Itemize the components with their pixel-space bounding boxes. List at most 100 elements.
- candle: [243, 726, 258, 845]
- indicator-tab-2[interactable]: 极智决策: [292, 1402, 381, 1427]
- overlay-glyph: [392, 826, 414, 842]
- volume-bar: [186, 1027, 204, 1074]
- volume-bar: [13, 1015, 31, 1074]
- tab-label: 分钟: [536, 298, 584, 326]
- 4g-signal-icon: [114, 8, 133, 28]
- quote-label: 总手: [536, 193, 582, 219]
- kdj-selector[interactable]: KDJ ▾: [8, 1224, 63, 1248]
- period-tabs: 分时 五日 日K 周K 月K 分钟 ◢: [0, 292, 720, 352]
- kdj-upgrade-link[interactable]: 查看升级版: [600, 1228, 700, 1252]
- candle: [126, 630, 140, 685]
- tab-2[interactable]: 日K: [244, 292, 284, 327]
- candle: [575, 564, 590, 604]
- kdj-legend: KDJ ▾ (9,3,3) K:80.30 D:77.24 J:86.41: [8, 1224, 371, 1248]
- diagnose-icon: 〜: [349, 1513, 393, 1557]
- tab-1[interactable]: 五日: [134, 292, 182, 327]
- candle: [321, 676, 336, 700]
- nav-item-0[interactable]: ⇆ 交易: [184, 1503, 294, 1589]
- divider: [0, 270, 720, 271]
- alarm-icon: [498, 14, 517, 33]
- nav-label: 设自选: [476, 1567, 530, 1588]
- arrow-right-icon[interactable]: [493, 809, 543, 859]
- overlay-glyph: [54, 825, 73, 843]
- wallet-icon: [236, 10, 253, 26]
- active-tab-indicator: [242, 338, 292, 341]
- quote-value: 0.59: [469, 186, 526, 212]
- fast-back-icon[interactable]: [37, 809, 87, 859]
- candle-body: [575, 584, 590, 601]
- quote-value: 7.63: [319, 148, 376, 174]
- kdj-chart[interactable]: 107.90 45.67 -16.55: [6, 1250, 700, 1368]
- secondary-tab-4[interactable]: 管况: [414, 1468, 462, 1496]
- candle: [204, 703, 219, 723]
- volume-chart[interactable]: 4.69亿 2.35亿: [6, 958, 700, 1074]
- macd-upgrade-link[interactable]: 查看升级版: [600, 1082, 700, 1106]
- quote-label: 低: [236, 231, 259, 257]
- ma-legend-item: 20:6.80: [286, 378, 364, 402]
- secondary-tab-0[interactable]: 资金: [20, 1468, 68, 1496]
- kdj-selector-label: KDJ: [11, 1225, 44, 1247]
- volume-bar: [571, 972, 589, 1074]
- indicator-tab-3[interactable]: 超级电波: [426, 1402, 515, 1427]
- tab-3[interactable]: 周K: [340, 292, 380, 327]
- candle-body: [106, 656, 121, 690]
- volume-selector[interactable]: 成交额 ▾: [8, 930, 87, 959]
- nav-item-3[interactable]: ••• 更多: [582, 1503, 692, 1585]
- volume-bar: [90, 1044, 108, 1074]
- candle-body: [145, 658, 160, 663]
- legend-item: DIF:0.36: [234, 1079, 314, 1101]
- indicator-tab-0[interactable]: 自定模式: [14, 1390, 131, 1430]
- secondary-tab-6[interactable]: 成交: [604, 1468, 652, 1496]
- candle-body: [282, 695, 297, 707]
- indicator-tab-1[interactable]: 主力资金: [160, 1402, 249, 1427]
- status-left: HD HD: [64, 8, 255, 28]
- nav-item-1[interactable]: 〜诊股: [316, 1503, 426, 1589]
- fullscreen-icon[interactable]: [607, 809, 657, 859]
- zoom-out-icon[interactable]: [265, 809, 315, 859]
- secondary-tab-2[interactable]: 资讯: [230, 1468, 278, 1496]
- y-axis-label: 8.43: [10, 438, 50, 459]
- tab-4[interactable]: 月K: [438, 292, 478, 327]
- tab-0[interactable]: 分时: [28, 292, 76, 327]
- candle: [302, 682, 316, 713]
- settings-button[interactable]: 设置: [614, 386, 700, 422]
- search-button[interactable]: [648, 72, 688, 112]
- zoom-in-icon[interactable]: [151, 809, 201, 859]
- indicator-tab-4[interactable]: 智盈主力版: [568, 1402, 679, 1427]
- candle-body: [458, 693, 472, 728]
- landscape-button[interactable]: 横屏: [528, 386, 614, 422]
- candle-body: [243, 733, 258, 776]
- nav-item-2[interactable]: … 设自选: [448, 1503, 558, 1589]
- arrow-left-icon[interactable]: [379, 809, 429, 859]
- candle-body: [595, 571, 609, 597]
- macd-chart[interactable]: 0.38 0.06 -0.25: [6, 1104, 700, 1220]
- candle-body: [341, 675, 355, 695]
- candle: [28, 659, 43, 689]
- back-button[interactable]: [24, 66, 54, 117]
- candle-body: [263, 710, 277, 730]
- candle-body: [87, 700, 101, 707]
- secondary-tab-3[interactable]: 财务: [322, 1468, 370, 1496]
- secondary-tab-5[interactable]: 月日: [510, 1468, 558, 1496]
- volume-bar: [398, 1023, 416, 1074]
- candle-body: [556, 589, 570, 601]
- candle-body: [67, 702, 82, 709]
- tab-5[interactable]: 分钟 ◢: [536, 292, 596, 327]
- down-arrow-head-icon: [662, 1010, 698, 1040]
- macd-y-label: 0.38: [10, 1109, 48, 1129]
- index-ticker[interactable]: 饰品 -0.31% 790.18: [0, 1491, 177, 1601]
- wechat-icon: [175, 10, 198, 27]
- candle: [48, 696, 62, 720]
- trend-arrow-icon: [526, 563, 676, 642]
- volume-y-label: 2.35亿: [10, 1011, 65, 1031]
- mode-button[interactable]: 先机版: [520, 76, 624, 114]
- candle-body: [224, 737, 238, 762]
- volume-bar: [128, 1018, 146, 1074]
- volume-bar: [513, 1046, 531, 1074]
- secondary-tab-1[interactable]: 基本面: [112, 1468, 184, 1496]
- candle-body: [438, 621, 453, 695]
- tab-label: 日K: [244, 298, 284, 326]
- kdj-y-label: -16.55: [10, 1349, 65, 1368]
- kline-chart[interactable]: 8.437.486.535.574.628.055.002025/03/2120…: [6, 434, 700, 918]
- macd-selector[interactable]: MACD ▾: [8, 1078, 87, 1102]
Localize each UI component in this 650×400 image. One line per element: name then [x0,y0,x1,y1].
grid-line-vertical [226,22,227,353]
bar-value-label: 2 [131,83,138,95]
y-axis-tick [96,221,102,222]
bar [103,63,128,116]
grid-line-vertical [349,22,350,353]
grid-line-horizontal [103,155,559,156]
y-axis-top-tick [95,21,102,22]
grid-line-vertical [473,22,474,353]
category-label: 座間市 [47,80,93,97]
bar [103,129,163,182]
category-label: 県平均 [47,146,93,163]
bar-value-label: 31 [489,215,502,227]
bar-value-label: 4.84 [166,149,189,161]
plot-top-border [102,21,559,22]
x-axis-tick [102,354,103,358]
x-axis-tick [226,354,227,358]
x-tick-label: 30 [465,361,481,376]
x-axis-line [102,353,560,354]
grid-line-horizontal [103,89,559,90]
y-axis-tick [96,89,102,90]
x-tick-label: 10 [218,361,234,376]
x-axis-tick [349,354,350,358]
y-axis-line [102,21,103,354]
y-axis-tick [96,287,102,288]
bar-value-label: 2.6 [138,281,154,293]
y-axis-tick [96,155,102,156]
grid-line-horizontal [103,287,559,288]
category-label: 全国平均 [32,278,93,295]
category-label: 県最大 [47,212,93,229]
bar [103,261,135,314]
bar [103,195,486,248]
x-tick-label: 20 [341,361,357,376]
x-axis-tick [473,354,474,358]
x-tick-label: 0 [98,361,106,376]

**What you have to do**. Could you give every one of the records again with "overlay-glyph" changed to "overlay-symbol", leaving everything else as it is?

**Exercise output**.
Itemize the components with their pixel-space bounding boxes. List at most 100 elements.
- candle: [243, 726, 258, 845]
- indicator-tab-2[interactable]: 极智决策: [292, 1402, 381, 1427]
- overlay-symbol: [392, 826, 414, 842]
- volume-bar: [186, 1027, 204, 1074]
- volume-bar: [13, 1015, 31, 1074]
- tab-label: 分钟: [536, 298, 584, 326]
- 4g-signal-icon: [114, 8, 133, 28]
- quote-label: 总手: [536, 193, 582, 219]
- kdj-selector[interactable]: KDJ ▾: [8, 1224, 63, 1248]
- period-tabs: 分时 五日 日K 周K 月K 分钟 ◢: [0, 292, 720, 352]
- kdj-upgrade-link[interactable]: 查看升级版: [600, 1228, 700, 1252]
- candle: [126, 630, 140, 685]
- tab-2[interactable]: 日K: [244, 292, 284, 327]
- candle: [575, 564, 590, 604]
- kdj-legend: KDJ ▾ (9,3,3) K:80.30 D:77.24 J:86.41: [8, 1224, 371, 1248]
- diagnose-icon: 〜: [349, 1513, 393, 1557]
- tab-1[interactable]: 五日: [134, 292, 182, 327]
- candle: [321, 676, 336, 700]
- nav-item-0[interactable]: ⇆ 交易: [184, 1503, 294, 1589]
- divider: [0, 270, 720, 271]
- alarm-icon: [498, 14, 517, 33]
- nav-label: 设自选: [476, 1567, 530, 1588]
- arrow-right-icon[interactable]: [493, 809, 543, 859]
- overlay-symbol: [54, 825, 73, 843]
- wallet-icon: [236, 10, 253, 26]
- active-tab-indicator: [242, 338, 292, 341]
- quote-value: 0.59: [469, 186, 526, 212]
- fast-back-icon[interactable]: [37, 809, 87, 859]
- candle-body: [575, 584, 590, 601]
- quote-value: 7.63: [319, 148, 376, 174]
- kdj-chart[interactable]: 107.90 45.67 -16.55: [6, 1250, 700, 1368]
- secondary-tab-4[interactable]: 管况: [414, 1468, 462, 1496]
- candle: [204, 703, 219, 723]
- volume-chart[interactable]: 4.69亿 2.35亿: [6, 958, 700, 1074]
- macd-upgrade-link[interactable]: 查看升级版: [600, 1082, 700, 1106]
- quote-label: 低: [236, 231, 259, 257]
- ma-legend-item: 20:6.80: [286, 378, 364, 402]
- secondary-tab-0[interactable]: 资金: [20, 1468, 68, 1496]
- kdj-selector-label: KDJ: [11, 1225, 44, 1247]
- volume-bar: [571, 972, 589, 1074]
- indicator-tab-3[interactable]: 超级电波: [426, 1402, 515, 1427]
- tab-3[interactable]: 周K: [340, 292, 380, 327]
- candle-body: [106, 656, 121, 690]
- volume-selector[interactable]: 成交额 ▾: [8, 930, 87, 959]
- nav-item-3[interactable]: ••• 更多: [582, 1503, 692, 1585]
- volume-bar: [90, 1044, 108, 1074]
- candle-body: [145, 658, 160, 663]
- legend-item: DIF:0.36: [234, 1079, 314, 1101]
- indicator-tab-0[interactable]: 自定模式: [14, 1390, 131, 1430]
- secondary-tab-6[interactable]: 成交: [604, 1468, 652, 1496]
- candle-body: [282, 695, 297, 707]
- indicator-tab-1[interactable]: 主力资金: [160, 1402, 249, 1427]
- status-left: HD HD: [64, 8, 255, 28]
- nav-item-1[interactable]: 〜诊股: [316, 1503, 426, 1589]
- fullscreen-icon[interactable]: [607, 809, 657, 859]
- zoom-out-icon[interactable]: [265, 809, 315, 859]
- secondary-tab-2[interactable]: 资讯: [230, 1468, 278, 1496]
- y-axis-label: 8.43: [10, 438, 50, 459]
- tab-4[interactable]: 月K: [438, 292, 478, 327]
- tab-0[interactable]: 分时: [28, 292, 76, 327]
- candle: [302, 682, 316, 713]
- settings-button[interactable]: 设置: [614, 386, 700, 422]
- search-button[interactable]: [648, 72, 688, 112]
- zoom-in-icon[interactable]: [151, 809, 201, 859]
- indicator-tab-4[interactable]: 智盈主力版: [568, 1402, 679, 1427]
- candle-body: [458, 693, 472, 728]
- landscape-button[interactable]: 横屏: [528, 386, 614, 422]
- candle-body: [243, 733, 258, 776]
- nav-item-2[interactable]: … 设自选: [448, 1503, 558, 1589]
- arrow-left-icon[interactable]: [379, 809, 429, 859]
- candle-body: [595, 571, 609, 597]
- macd-chart[interactable]: 0.38 0.06 -0.25: [6, 1104, 700, 1220]
- candle-body: [341, 675, 355, 695]
- candle: [28, 659, 43, 689]
- back-button[interactable]: [24, 66, 54, 117]
- candle-body: [263, 710, 277, 730]
- candle-body: [87, 700, 101, 707]
- secondary-tab-3[interactable]: 财务: [322, 1468, 370, 1496]
- secondary-tab-5[interactable]: 月日: [510, 1468, 558, 1496]
- volume-bar: [398, 1023, 416, 1074]
- candle-body: [556, 589, 570, 601]
- candle-body: [67, 702, 82, 709]
- tab-5[interactable]: 分钟 ◢: [536, 292, 596, 327]
- down-arrow-head-icon: [662, 1010, 698, 1040]
- macd-y-label: 0.38: [10, 1109, 48, 1129]
- index-ticker[interactable]: 饰品 -0.31% 790.18: [0, 1491, 177, 1601]
- wechat-icon: [175, 10, 198, 27]
- candle: [48, 696, 62, 720]
- trend-arrow-icon: [526, 563, 676, 642]
- volume-y-label: 2.35亿: [10, 1011, 65, 1031]
- mode-button[interactable]: 先机版: [520, 76, 624, 114]
- candle-body: [224, 737, 238, 762]
- volume-bar: [128, 1018, 146, 1074]
- volume-bar: [513, 1046, 531, 1074]
- secondary-tab-1[interactable]: 基本面: [112, 1468, 184, 1496]
- candle-body: [438, 621, 453, 695]
- tab-label: 日K: [244, 298, 284, 326]
- kdj-y-label: -16.55: [10, 1349, 65, 1368]
- kline-chart[interactable]: 8.437.486.535.574.628.055.002025/03/2120…: [6, 434, 700, 918]
- macd-selector[interactable]: MACD ▾: [8, 1078, 87, 1102]
Localize each UI component in this 650×400 image. One line per element: name then [x0,y0,x1,y1].
grid-line-vertical [226,22,227,353]
bar-value-label: 2 [131,83,138,95]
y-axis-tick [96,221,102,222]
bar [103,63,128,116]
grid-line-vertical [349,22,350,353]
grid-line-horizontal [103,155,559,156]
y-axis-top-tick [95,21,102,22]
grid-line-vertical [473,22,474,353]
category-label: 座間市 [47,80,93,97]
bar [103,129,163,182]
category-label: 県平均 [47,146,93,163]
bar-value-label: 31 [489,215,502,227]
bar-value-label: 4.84 [166,149,189,161]
plot-top-border [102,21,559,22]
x-axis-tick [102,354,103,358]
x-axis-tick [226,354,227,358]
x-tick-label: 30 [465,361,481,376]
x-axis-line [102,353,560,354]
grid-line-horizontal [103,89,559,90]
y-axis-tick [96,89,102,90]
x-tick-label: 10 [218,361,234,376]
x-axis-tick [349,354,350,358]
y-axis-line [102,21,103,354]
y-axis-tick [96,287,102,288]
bar-value-label: 2.6 [138,281,154,293]
y-axis-tick [96,155,102,156]
grid-line-horizontal [103,287,559,288]
category-label: 全国平均 [32,278,93,295]
category-label: 県最大 [47,212,93,229]
bar [103,261,135,314]
bar [103,195,486,248]
x-tick-label: 20 [341,361,357,376]
x-axis-tick [473,354,474,358]
x-tick-label: 0 [98,361,106,376]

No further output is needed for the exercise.